▶ [CHALLENGE]:
In the excerpt about the film Lucy, how many screens did the movie play on in the United States?

▶ [EXCERPT TO READ]:
The film, directed by French action director Luc Besson, was made on a budget of $40 million and played on 3,173 screens in the United State. It easily beat its rival Hercules, which made $29 million this weekend, and played on 3,595 screens, according to Box Office Mojo.

While Johansson was applauded for her role, the movie wasn't seen as a hit all around.

"Johansson is excellent as the title character, and the opening scenes in which she's dragged into Mr. Jang's world are suspenseful and suggest that Besson would have fared better just making another straightforward action flick, as that's usually his forte," wrote clclt.com, which called the movie a "dud".

In summing up most of the film, which also stars Morgan Freeman, the dissolve.com wrote about the movie's screenplay. "This is the danger inherent in movies about extremely smart characters: They can only be as smart as the people who create them, and 'Lucy' plays like '2001: A Space Odyssey' as reimagined by a pothead college dropout who watched clips of Stanley Kubrick's masterpiece on his iPhone while taking a self-defense class. Equal parts high-minded (or maybe just high) science fiction about the origins and destiny of human consciousness, and low-brow Eurotrash action flick complete with sadistic violence, breakneck car chases, and, yes, a bazooka, Lucy earns points for its unpredictable treatment of its vaguely superhero-ish premise and an appealing silliness, but it struggles to match wits with the genius at its center."

▶ [ENTRIES SUPPLIED]:
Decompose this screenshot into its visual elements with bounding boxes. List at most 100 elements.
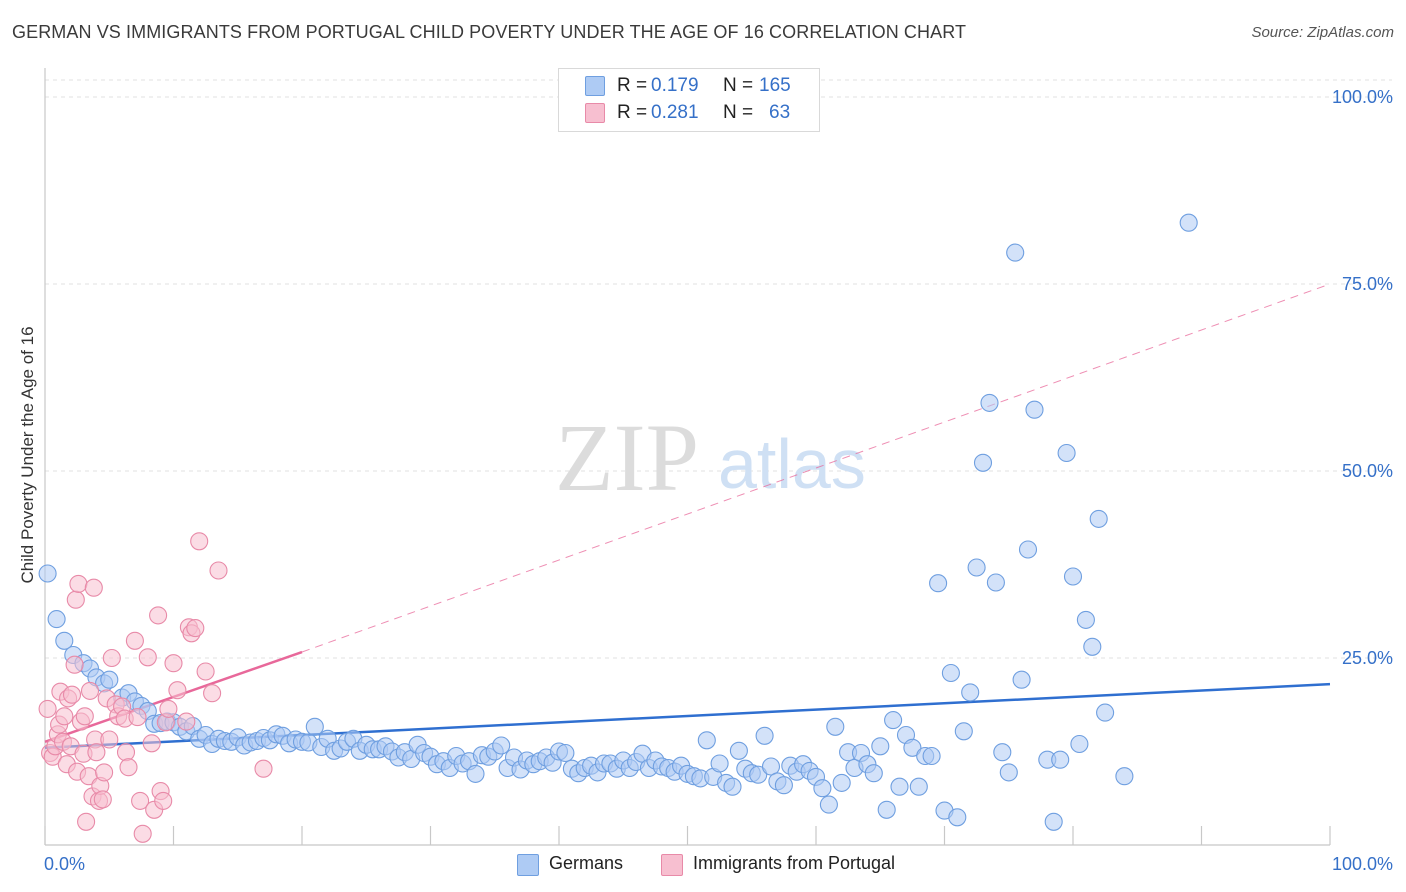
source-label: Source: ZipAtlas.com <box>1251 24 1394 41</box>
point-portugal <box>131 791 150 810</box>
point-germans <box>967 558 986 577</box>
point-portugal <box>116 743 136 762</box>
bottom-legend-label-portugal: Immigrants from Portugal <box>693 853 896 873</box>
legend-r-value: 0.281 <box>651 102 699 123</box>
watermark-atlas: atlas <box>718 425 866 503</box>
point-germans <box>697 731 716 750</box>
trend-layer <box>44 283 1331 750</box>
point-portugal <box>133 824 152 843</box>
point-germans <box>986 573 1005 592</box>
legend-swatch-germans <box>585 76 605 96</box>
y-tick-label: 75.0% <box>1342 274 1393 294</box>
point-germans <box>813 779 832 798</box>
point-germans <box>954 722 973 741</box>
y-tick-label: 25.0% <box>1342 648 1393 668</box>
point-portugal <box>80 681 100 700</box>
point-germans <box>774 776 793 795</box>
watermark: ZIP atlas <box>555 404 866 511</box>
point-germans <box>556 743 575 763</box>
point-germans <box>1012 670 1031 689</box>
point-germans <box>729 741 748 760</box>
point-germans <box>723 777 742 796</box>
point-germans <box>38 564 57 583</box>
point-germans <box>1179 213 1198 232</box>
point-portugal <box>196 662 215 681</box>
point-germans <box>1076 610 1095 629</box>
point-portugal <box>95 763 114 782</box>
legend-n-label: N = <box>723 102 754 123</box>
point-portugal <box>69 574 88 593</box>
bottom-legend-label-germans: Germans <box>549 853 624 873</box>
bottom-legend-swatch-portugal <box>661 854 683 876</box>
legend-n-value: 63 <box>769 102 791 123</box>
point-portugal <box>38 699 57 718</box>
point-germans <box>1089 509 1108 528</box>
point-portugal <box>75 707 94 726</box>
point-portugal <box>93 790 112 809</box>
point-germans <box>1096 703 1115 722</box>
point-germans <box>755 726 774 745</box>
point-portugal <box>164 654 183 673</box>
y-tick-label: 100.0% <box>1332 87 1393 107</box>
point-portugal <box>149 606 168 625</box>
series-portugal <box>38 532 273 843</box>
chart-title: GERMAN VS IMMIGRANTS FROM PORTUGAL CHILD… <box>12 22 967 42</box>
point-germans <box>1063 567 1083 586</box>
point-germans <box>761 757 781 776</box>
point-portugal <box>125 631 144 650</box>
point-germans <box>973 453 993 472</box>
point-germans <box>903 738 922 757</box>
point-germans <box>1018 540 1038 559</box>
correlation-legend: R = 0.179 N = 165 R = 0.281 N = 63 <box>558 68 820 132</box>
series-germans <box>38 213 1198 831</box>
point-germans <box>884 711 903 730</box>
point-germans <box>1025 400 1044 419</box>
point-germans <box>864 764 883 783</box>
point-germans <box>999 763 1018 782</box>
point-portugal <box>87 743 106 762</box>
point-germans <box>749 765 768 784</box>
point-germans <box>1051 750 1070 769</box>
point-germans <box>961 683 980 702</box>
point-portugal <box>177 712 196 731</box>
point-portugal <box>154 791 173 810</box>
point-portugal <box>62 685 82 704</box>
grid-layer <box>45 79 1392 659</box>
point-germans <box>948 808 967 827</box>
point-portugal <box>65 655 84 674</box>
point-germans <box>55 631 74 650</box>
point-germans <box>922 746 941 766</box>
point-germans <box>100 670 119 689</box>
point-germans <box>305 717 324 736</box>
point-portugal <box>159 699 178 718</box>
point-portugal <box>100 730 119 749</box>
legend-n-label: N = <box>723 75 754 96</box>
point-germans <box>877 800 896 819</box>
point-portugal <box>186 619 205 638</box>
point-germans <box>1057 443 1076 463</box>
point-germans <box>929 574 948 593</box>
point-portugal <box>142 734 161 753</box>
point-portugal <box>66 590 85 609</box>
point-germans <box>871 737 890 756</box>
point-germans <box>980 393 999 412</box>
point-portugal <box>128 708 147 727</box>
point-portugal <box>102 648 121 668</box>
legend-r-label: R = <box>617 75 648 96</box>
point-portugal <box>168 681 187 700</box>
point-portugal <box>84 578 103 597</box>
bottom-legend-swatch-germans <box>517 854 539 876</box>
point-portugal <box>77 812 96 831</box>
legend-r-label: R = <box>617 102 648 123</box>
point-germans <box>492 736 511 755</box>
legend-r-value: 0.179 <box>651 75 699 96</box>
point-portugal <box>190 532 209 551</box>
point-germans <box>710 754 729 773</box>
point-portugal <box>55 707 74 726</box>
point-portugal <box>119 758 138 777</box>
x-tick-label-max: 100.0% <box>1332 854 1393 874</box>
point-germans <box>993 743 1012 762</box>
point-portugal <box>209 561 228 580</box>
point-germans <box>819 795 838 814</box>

▶ [ANSWER FOR THIS EXERCISE]:
3,173 screens